### TASK
Go through the entries one line at a time, and gather every line that has the word "this".

### SOURCE RECORDS
↓↓↓
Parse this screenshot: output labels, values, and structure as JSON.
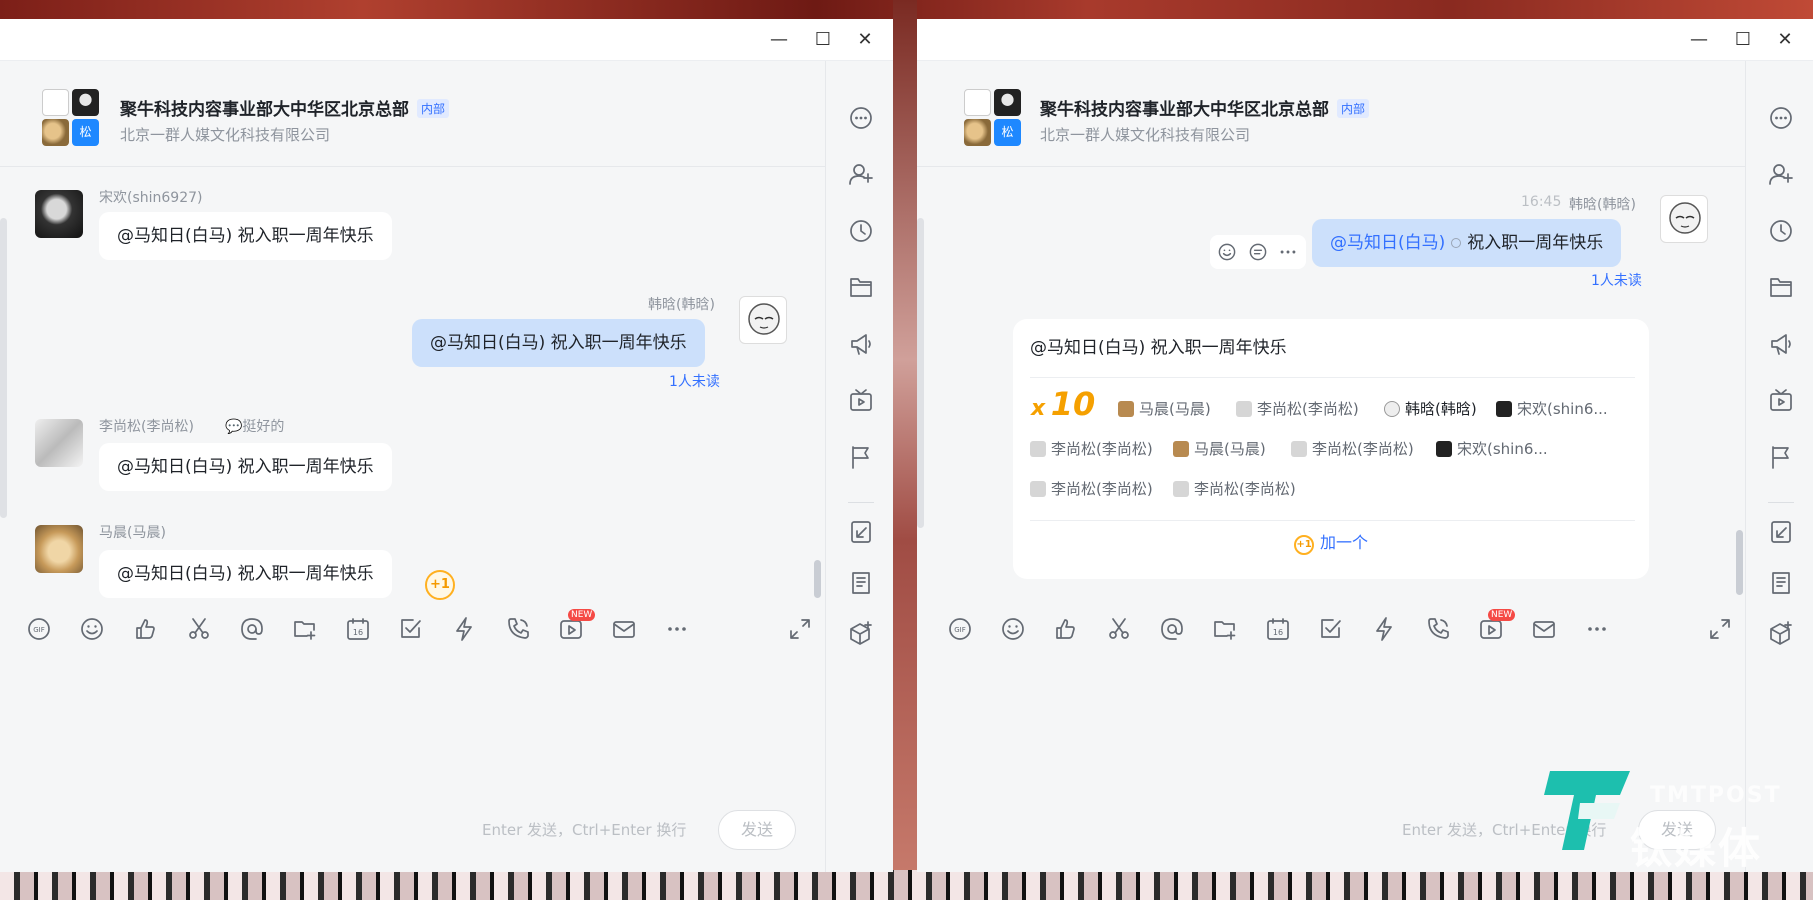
{
  "window_controls": {
    "minimize": "—",
    "maximize": "☐",
    "close": "✕"
  },
  "chat": {
    "group_name": "聚牛科技内容事业部大中华区北京总部",
    "group_tag": "内部",
    "company": "北京一群人媒文化科技有限公司",
    "group_avatar_letter": "松"
  },
  "left": {
    "messages": [
      {
        "sender": "宋欢(shin6927)",
        "text": "@马知日(白马) 祝入职一周年快乐"
      },
      {
        "sender": "韩晗(韩晗)",
        "text": "@马知日(白马) 祝入职一周年快乐",
        "status": "1人未读"
      },
      {
        "sender": "李尚松(李尚松)",
        "reply": "💬挺好的",
        "text": "@马知日(白马) 祝入职一周年快乐"
      },
      {
        "sender": "马晨(马晨)",
        "text": "@马知日(白马) 祝入职一周年快乐",
        "plus": "+1"
      }
    ]
  },
  "right": {
    "time": "16:45",
    "sender": "韩晗(韩晗)",
    "mention": "@马知日(白马)",
    "text": "祝入职一周年快乐",
    "status": "1人未读",
    "card": {
      "text": "@马知日(白马) 祝入职一周年快乐",
      "count_x": "x",
      "count_num": "10",
      "chips": [
        "马晨(马晨)",
        "李尚松(李尚松)",
        "韩晗(韩晗)",
        "宋欢(shin6...",
        "李尚松(李尚松)",
        "马晨(马晨)",
        "李尚松(李尚松)",
        "宋欢(shin6...",
        "李尚松(李尚松)",
        "李尚松(李尚松)"
      ],
      "add_label": "加一个",
      "add_icon": "+1"
    }
  },
  "toolbar": {
    "new_badge": "NEW"
  },
  "input": {
    "hint": "Enter 发送，Ctrl+Enter 换行",
    "send": "发送"
  },
  "watermark": {
    "en": "TMTPOST",
    "cn": "钛媒体"
  },
  "colors": {
    "accent": "#3370ff",
    "bubble_self": "#cce0fb",
    "plus_one": "#f59a00"
  },
  "icons": {
    "sidebar": [
      "more-icon",
      "add-member-icon",
      "history-icon",
      "folder-icon",
      "announcement-icon",
      "live-icon",
      "flag-icon",
      "docs-icon",
      "notes-icon",
      "apps-icon"
    ],
    "toolbar": [
      "gif-icon",
      "emoji-icon",
      "thumbs-up-icon",
      "scissors-icon",
      "mention-icon",
      "add-folder-icon",
      "calendar-icon",
      "task-icon",
      "lightning-icon",
      "call-icon",
      "video-icon",
      "mail-icon",
      "more-icon",
      "expand-icon"
    ]
  }
}
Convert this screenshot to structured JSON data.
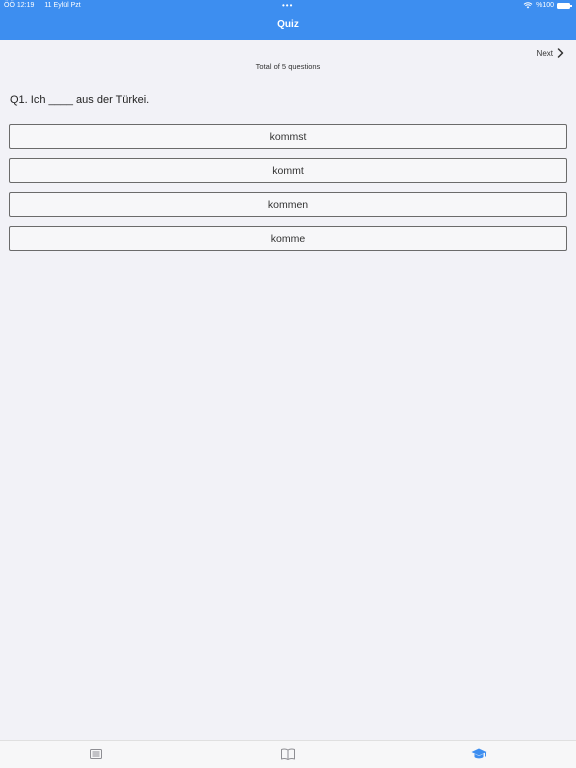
↑↑↑
### RESULT OF THE TASK
Parse this screenshot: output labels, values, and structure as JSON.
Convert this screenshot to structured JSON data.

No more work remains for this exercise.